### WHAT YOU SHOULD DO
Scan the records below, and wherever a line has the word "Innskudd", pull it out.

### DATASET CONTENT
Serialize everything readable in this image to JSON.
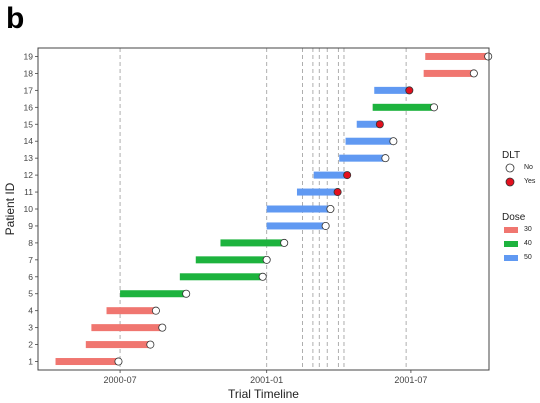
{
  "panel_label": "b",
  "chart_data": {
    "type": "gantt",
    "xlabel": "Trial Timeline",
    "ylabel": "Patient ID",
    "x_ticks": [
      "2000-07-01",
      "2001-01-01",
      "2001-07-01"
    ],
    "x_tick_labels": [
      "2000-07",
      "2001-01",
      "2001-07"
    ],
    "xlim": [
      "2000-03-20",
      "2001-10-07"
    ],
    "ylim": [
      0.5,
      19.5
    ],
    "y_ticks": [
      1,
      2,
      3,
      4,
      5,
      6,
      7,
      8,
      9,
      10,
      11,
      12,
      13,
      14,
      15,
      16,
      17,
      18,
      19
    ],
    "grid": false,
    "reference_lines": [
      "2000-07-01",
      "2001-01-01",
      "2001-02-15",
      "2001-02-28",
      "2001-03-08",
      "2001-03-18",
      "2001-04-01",
      "2001-04-08",
      "2001-06-25"
    ],
    "legend_position": "right",
    "dose_colors": {
      "30": "#f07670",
      "40": "#1db33e",
      "50": "#6099f2"
    },
    "dlt_colors": {
      "No": "#ffffff",
      "Yes": "#e3101e"
    },
    "patients": [
      {
        "id": 1,
        "start": "2000-04-11",
        "end": "2000-06-29",
        "dose": "30",
        "dlt": "No"
      },
      {
        "id": 2,
        "start": "2000-05-19",
        "end": "2000-08-08",
        "dose": "30",
        "dlt": "No"
      },
      {
        "id": 3,
        "start": "2000-05-26",
        "end": "2000-08-23",
        "dose": "30",
        "dlt": "No"
      },
      {
        "id": 4,
        "start": "2000-06-14",
        "end": "2000-08-15",
        "dose": "30",
        "dlt": "No"
      },
      {
        "id": 5,
        "start": "2000-07-01",
        "end": "2000-09-22",
        "dose": "40",
        "dlt": "No"
      },
      {
        "id": 6,
        "start": "2000-09-14",
        "end": "2000-12-27",
        "dose": "40",
        "dlt": "No"
      },
      {
        "id": 7,
        "start": "2000-10-04",
        "end": "2001-01-01",
        "dose": "40",
        "dlt": "No"
      },
      {
        "id": 8,
        "start": "2000-11-04",
        "end": "2001-01-23",
        "dose": "40",
        "dlt": "No"
      },
      {
        "id": 9,
        "start": "2001-01-01",
        "end": "2001-03-16",
        "dose": "50",
        "dlt": "No"
      },
      {
        "id": 10,
        "start": "2001-01-01",
        "end": "2001-03-22",
        "dose": "50",
        "dlt": "No"
      },
      {
        "id": 11,
        "start": "2001-02-08",
        "end": "2001-03-31",
        "dose": "50",
        "dlt": "Yes"
      },
      {
        "id": 12,
        "start": "2001-03-01",
        "end": "2001-04-12",
        "dose": "50",
        "dlt": "Yes"
      },
      {
        "id": 13,
        "start": "2001-04-02",
        "end": "2001-05-30",
        "dose": "50",
        "dlt": "No"
      },
      {
        "id": 14,
        "start": "2001-04-10",
        "end": "2001-06-09",
        "dose": "50",
        "dlt": "No"
      },
      {
        "id": 15,
        "start": "2001-04-24",
        "end": "2001-05-23",
        "dose": "50",
        "dlt": "Yes"
      },
      {
        "id": 16,
        "start": "2001-05-14",
        "end": "2001-07-30",
        "dose": "40",
        "dlt": "No"
      },
      {
        "id": 17,
        "start": "2001-05-16",
        "end": "2001-06-29",
        "dose": "50",
        "dlt": "Yes"
      },
      {
        "id": 18,
        "start": "2001-07-17",
        "end": "2001-09-18",
        "dose": "30",
        "dlt": "No"
      },
      {
        "id": 19,
        "start": "2001-07-19",
        "end": "2001-10-06",
        "dose": "30",
        "dlt": "No"
      }
    ]
  },
  "legend": {
    "dlt": {
      "title": "DLT",
      "items": [
        {
          "label": "No",
          "color": "#ffffff"
        },
        {
          "label": "Yes",
          "color": "#e3101e"
        }
      ]
    },
    "dose": {
      "title": "Dose",
      "items": [
        {
          "label": "30",
          "color": "#f07670"
        },
        {
          "label": "40",
          "color": "#1db33e"
        },
        {
          "label": "50",
          "color": "#6099f2"
        }
      ]
    }
  }
}
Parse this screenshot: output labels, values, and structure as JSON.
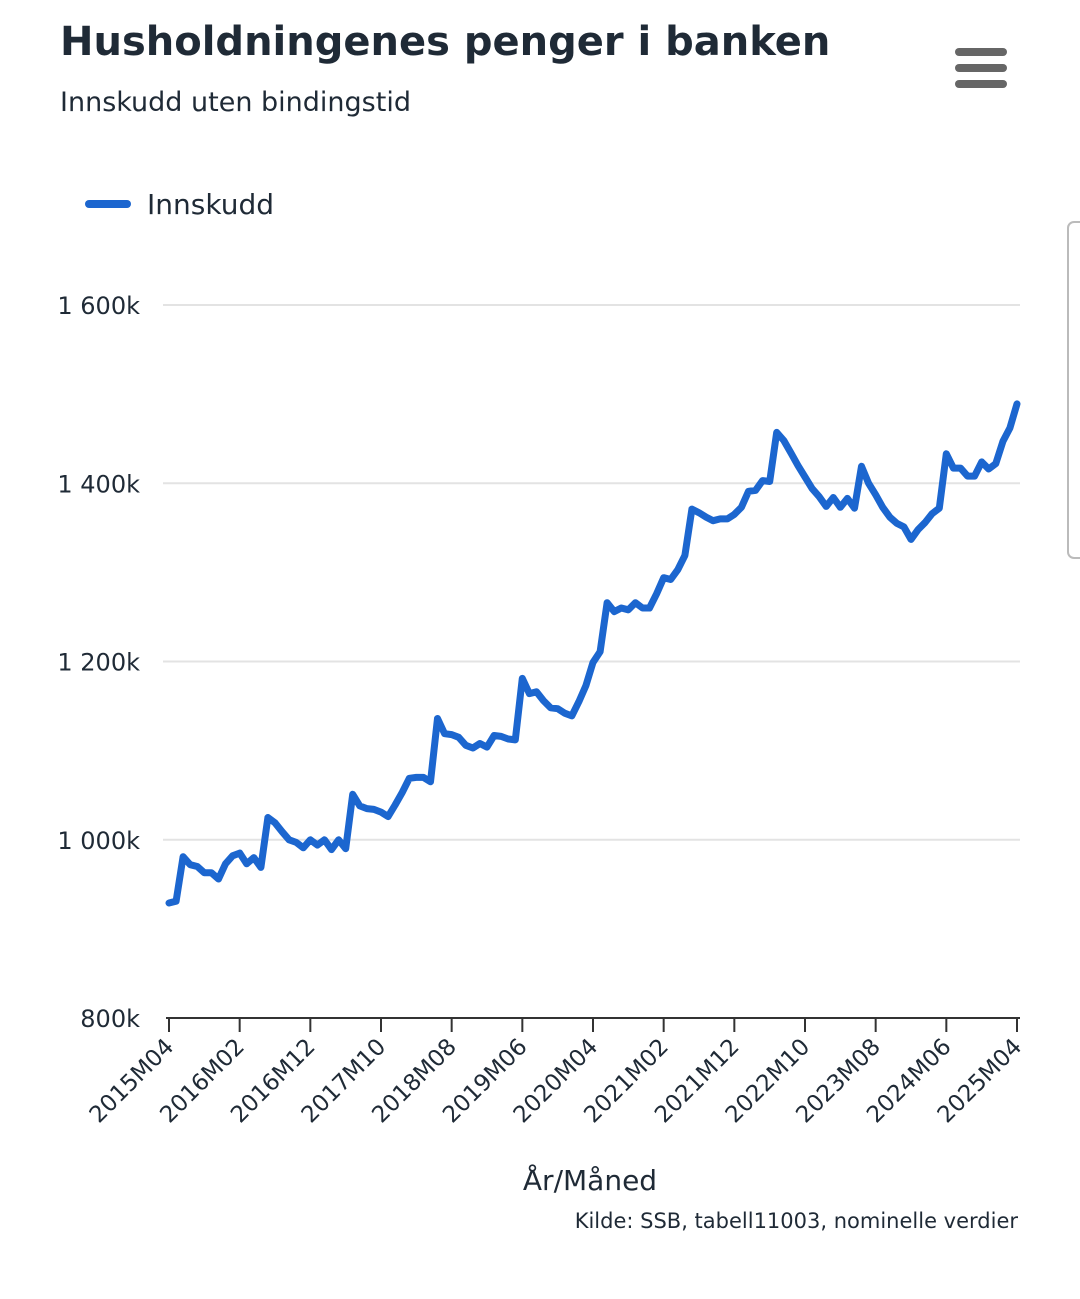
{
  "chart_data": {
    "type": "line",
    "title": "Husholdningenes penger i banken",
    "subtitle": "Innskudd uten bindingstid",
    "x_label": "År/Måned",
    "source": "Kilde: SSB, tabell11003, nominelle verdier",
    "categories": [
      "2015M04",
      null,
      null,
      null,
      null,
      null,
      null,
      null,
      null,
      null,
      "2016M02",
      null,
      null,
      null,
      null,
      null,
      null,
      null,
      null,
      null,
      "2016M12",
      null,
      null,
      null,
      null,
      null,
      null,
      null,
      null,
      null,
      "2017M10",
      null,
      null,
      null,
      null,
      null,
      null,
      null,
      null,
      null,
      "2018M08",
      null,
      null,
      null,
      null,
      null,
      null,
      null,
      null,
      null,
      "2019M06",
      null,
      null,
      null,
      null,
      null,
      null,
      null,
      null,
      null,
      "2020M04",
      null,
      null,
      null,
      null,
      null,
      null,
      null,
      null,
      null,
      "2021M02",
      null,
      null,
      null,
      null,
      null,
      null,
      null,
      null,
      null,
      "2021M12",
      null,
      null,
      null,
      null,
      null,
      null,
      null,
      null,
      null,
      "2022M10",
      null,
      null,
      null,
      null,
      null,
      null,
      null,
      null,
      null,
      "2023M08",
      null,
      null,
      null,
      null,
      null,
      null,
      null,
      null,
      null,
      "2024M06",
      null,
      null,
      null,
      null,
      null,
      null,
      null,
      null,
      null,
      "2025M04"
    ],
    "series": [
      {
        "name": "Innskudd",
        "color": "#1c66cf",
        "values": [
          929,
          931,
          981,
          972,
          970,
          963,
          963,
          956,
          973,
          982,
          985,
          973,
          980,
          969,
          1025,
          1019,
          1009,
          1000,
          997,
          991,
          1000,
          994,
          1000,
          989,
          1000,
          990,
          1051,
          1038,
          1035,
          1034,
          1031,
          1026,
          1039,
          1053,
          1069,
          1070,
          1070,
          1065,
          1136,
          1119,
          1118,
          1115,
          1106,
          1103,
          1108,
          1104,
          1117,
          1116,
          1113,
          1112,
          1181,
          1164,
          1166,
          1156,
          1148,
          1147,
          1142,
          1139,
          1155,
          1173,
          1199,
          1211,
          1266,
          1256,
          1260,
          1258,
          1266,
          1260,
          1260,
          1276,
          1294,
          1292,
          1303,
          1319,
          1371,
          1367,
          1362,
          1358,
          1360,
          1360,
          1365,
          1373,
          1391,
          1392,
          1403,
          1402,
          1457,
          1448,
          1434,
          1420,
          1407,
          1394,
          1385,
          1374,
          1384,
          1373,
          1383,
          1372,
          1419,
          1400,
          1387,
          1373,
          1362,
          1355,
          1351,
          1337,
          1348,
          1356,
          1366,
          1372,
          1433,
          1417,
          1417,
          1408,
          1408,
          1424,
          1416,
          1422,
          1447,
          1462,
          1489
        ]
      }
    ],
    "ylim": [
      800,
      1600
    ],
    "yticks": [
      {
        "value": 800,
        "label": "800k"
      },
      {
        "value": 1000,
        "label": "1 000k"
      },
      {
        "value": 1200,
        "label": "1 200k"
      },
      {
        "value": 1400,
        "label": "1 400k"
      },
      {
        "value": 1600,
        "label": "1 600k"
      }
    ],
    "grid": true,
    "legend": "top-left"
  }
}
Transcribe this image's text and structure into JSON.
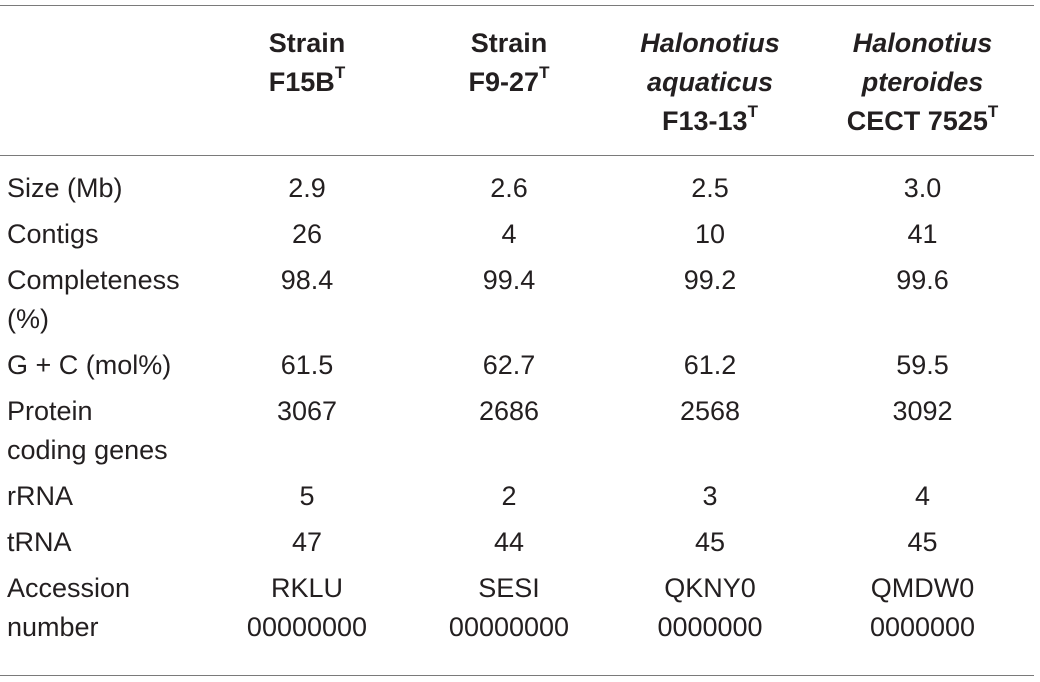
{
  "table": {
    "headers": [
      {
        "lines": []
      },
      {
        "lines": [
          {
            "text": "Strain",
            "italic": false
          },
          {
            "text": "F15B",
            "italic": false,
            "sup": "T"
          }
        ]
      },
      {
        "lines": [
          {
            "text": "Strain",
            "italic": false
          },
          {
            "text": "F9-27",
            "italic": false,
            "sup": "T"
          }
        ]
      },
      {
        "lines": [
          {
            "text": "Halonotius",
            "italic": true
          },
          {
            "text": "aquaticus",
            "italic": true
          },
          {
            "text": "F13-13",
            "italic": false,
            "sup": "T"
          }
        ]
      },
      {
        "lines": [
          {
            "text": "Halonotius",
            "italic": true
          },
          {
            "text": "pteroides",
            "italic": true
          },
          {
            "text": "CECT 7525",
            "italic": false,
            "sup": "T"
          }
        ]
      }
    ],
    "rows": [
      {
        "label": [
          "Size (Mb)"
        ],
        "cells": [
          [
            "2.9"
          ],
          [
            "2.6"
          ],
          [
            "2.5"
          ],
          [
            "3.0"
          ]
        ]
      },
      {
        "label": [
          "Contigs"
        ],
        "cells": [
          [
            "26"
          ],
          [
            "4"
          ],
          [
            "10"
          ],
          [
            "41"
          ]
        ]
      },
      {
        "label": [
          "Completeness",
          "(%)"
        ],
        "cells": [
          [
            "98.4"
          ],
          [
            "99.4"
          ],
          [
            "99.2"
          ],
          [
            "99.6"
          ]
        ]
      },
      {
        "label": [
          "G + C (mol%)"
        ],
        "cells": [
          [
            "61.5"
          ],
          [
            "62.7"
          ],
          [
            "61.2"
          ],
          [
            "59.5"
          ]
        ]
      },
      {
        "label": [
          "Protein",
          "coding genes"
        ],
        "cells": [
          [
            "3067"
          ],
          [
            "2686"
          ],
          [
            "2568"
          ],
          [
            "3092"
          ]
        ]
      },
      {
        "label": [
          "rRNA"
        ],
        "cells": [
          [
            "5"
          ],
          [
            "2"
          ],
          [
            "3"
          ],
          [
            "4"
          ]
        ]
      },
      {
        "label": [
          "tRNA"
        ],
        "cells": [
          [
            "47"
          ],
          [
            "44"
          ],
          [
            "45"
          ],
          [
            "45"
          ]
        ]
      },
      {
        "label": [
          "Accession",
          "number"
        ],
        "cells": [
          [
            "RKLU",
            "00000000"
          ],
          [
            "SESI",
            "00000000"
          ],
          [
            "QKNY0",
            "0000000"
          ],
          [
            "QMDW0",
            "0000000"
          ]
        ]
      }
    ]
  }
}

### OUTPUT FOR THIS TASK
    "subtitle": "Innskudd uten bindingstid",
        "name": "Innskudd",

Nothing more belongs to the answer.